• _Exercise_:
Copy every line that contains the string "title" from the entries below.

■ ■ ■ ■ ■ ■ ■

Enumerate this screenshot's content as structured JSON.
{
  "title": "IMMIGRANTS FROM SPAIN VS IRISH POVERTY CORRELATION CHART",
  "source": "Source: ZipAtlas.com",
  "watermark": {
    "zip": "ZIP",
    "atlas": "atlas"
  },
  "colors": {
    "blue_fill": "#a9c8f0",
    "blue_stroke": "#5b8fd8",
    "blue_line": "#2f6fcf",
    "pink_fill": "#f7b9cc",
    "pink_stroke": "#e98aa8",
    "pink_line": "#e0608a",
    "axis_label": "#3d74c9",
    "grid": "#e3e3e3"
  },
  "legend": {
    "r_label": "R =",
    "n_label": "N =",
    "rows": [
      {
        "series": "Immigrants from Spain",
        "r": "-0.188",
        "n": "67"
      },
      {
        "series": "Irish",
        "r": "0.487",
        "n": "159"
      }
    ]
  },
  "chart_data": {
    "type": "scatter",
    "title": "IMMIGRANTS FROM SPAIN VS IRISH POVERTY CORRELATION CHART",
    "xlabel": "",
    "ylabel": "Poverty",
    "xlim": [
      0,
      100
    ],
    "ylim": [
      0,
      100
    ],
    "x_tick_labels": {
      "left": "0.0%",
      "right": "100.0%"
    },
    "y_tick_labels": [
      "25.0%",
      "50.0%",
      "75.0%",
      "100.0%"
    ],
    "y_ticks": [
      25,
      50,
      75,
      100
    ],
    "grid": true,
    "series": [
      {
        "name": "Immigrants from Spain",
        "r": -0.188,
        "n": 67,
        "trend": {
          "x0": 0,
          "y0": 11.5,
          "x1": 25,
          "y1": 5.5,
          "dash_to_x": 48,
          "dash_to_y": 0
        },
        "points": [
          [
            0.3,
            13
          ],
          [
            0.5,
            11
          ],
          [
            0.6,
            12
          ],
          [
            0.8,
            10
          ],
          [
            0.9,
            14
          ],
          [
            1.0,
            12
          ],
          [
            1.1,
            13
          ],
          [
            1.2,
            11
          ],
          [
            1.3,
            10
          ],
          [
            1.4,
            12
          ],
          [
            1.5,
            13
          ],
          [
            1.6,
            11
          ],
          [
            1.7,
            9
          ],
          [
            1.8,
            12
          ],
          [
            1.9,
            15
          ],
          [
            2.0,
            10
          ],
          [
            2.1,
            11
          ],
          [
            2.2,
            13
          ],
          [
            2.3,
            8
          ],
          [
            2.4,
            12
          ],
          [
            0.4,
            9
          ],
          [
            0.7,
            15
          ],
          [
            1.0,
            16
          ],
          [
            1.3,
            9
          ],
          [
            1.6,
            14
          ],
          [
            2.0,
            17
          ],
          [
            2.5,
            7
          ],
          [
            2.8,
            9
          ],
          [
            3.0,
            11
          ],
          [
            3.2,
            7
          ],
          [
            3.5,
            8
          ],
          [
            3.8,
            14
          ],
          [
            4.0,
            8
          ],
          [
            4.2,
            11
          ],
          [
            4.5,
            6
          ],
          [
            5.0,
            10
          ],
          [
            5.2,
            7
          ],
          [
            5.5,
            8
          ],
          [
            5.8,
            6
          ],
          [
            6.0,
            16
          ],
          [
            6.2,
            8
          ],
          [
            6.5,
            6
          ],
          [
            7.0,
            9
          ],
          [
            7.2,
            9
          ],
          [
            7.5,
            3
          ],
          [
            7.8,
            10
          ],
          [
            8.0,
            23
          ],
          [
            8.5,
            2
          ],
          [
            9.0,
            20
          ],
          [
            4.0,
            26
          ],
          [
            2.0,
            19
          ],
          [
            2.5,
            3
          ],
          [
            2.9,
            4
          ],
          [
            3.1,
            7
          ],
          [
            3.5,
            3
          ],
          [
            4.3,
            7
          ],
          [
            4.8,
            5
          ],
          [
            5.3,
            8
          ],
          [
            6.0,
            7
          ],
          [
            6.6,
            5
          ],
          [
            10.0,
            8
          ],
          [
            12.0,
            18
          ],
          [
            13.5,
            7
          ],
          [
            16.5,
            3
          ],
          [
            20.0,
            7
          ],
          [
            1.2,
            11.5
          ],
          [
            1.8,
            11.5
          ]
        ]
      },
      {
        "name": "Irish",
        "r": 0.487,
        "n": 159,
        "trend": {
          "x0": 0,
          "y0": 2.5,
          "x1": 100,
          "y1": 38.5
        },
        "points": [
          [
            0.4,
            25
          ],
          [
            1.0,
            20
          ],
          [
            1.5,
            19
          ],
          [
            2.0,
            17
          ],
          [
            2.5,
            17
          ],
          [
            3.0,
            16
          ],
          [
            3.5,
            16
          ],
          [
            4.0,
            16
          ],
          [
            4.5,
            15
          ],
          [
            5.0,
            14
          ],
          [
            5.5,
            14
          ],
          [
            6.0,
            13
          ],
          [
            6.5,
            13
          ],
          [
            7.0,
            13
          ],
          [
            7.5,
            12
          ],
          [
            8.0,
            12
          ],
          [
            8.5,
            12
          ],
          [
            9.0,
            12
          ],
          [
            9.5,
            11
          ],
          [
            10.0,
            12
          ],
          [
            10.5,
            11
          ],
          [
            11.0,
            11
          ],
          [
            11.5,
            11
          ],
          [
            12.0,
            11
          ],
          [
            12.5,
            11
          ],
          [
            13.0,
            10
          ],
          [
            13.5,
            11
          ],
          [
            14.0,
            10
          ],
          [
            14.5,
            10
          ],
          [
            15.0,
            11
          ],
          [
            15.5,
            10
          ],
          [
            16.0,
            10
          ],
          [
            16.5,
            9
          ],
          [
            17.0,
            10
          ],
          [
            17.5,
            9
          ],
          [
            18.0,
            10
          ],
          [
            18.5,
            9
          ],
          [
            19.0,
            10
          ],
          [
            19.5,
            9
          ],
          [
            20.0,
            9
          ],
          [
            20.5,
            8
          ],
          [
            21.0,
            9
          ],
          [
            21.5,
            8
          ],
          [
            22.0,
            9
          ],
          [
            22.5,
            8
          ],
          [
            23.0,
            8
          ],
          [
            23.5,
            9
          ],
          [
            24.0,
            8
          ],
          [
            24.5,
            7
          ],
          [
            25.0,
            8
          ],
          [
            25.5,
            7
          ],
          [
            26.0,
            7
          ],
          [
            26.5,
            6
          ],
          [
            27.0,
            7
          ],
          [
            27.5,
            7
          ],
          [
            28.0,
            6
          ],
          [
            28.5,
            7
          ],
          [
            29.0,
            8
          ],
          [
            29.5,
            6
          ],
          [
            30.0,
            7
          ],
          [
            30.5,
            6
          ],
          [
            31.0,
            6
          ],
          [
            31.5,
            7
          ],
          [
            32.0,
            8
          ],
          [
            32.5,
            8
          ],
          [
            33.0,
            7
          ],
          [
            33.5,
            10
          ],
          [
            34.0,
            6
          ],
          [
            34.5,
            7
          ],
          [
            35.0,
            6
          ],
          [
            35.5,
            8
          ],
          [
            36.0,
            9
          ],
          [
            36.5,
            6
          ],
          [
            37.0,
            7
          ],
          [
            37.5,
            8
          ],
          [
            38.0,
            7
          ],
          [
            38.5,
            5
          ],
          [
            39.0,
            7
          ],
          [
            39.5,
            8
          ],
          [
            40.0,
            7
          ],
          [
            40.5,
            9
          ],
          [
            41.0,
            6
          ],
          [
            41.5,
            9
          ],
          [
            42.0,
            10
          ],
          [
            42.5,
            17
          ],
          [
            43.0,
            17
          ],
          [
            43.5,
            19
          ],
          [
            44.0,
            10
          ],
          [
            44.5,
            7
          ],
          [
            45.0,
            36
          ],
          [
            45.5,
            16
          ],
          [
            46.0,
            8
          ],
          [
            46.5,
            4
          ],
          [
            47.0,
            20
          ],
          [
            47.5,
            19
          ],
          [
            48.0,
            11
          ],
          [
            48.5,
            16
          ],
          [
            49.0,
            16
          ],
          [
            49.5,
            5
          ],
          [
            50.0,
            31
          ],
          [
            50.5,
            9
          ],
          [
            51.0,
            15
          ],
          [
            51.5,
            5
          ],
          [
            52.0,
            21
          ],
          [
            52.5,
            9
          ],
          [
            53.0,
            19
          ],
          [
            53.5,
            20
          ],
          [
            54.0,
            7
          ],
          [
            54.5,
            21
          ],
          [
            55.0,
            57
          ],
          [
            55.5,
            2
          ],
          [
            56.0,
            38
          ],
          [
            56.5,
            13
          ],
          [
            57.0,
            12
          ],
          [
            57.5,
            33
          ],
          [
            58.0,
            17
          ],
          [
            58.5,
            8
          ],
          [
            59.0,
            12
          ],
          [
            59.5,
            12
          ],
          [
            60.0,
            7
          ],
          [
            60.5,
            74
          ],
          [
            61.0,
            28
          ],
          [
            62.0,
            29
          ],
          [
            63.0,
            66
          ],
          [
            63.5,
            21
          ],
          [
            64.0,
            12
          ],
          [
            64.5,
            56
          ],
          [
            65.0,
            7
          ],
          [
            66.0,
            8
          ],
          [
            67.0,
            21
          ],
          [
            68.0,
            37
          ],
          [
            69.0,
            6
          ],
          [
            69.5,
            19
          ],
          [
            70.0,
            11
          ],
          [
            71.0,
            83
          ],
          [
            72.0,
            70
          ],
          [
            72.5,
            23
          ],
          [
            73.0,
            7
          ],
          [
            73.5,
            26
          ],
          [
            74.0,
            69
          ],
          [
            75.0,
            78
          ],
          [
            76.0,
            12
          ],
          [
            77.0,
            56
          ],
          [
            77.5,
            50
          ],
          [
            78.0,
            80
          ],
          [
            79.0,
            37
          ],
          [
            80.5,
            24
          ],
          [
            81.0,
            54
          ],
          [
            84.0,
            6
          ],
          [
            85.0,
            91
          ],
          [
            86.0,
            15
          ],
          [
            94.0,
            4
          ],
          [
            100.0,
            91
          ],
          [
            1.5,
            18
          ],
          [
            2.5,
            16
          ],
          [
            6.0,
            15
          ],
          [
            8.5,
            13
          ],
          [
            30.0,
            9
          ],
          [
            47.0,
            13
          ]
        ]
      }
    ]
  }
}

■ ■ ■ ■ ■ ■ ■

• _The reply_:
  "title": "IMMIGRANTS FROM SPAIN VS IRISH POVERTY CORRELATION CHART",
    "title": "IMMIGRANTS FROM SPAIN VS IRISH POVERTY CORRELATION CHART",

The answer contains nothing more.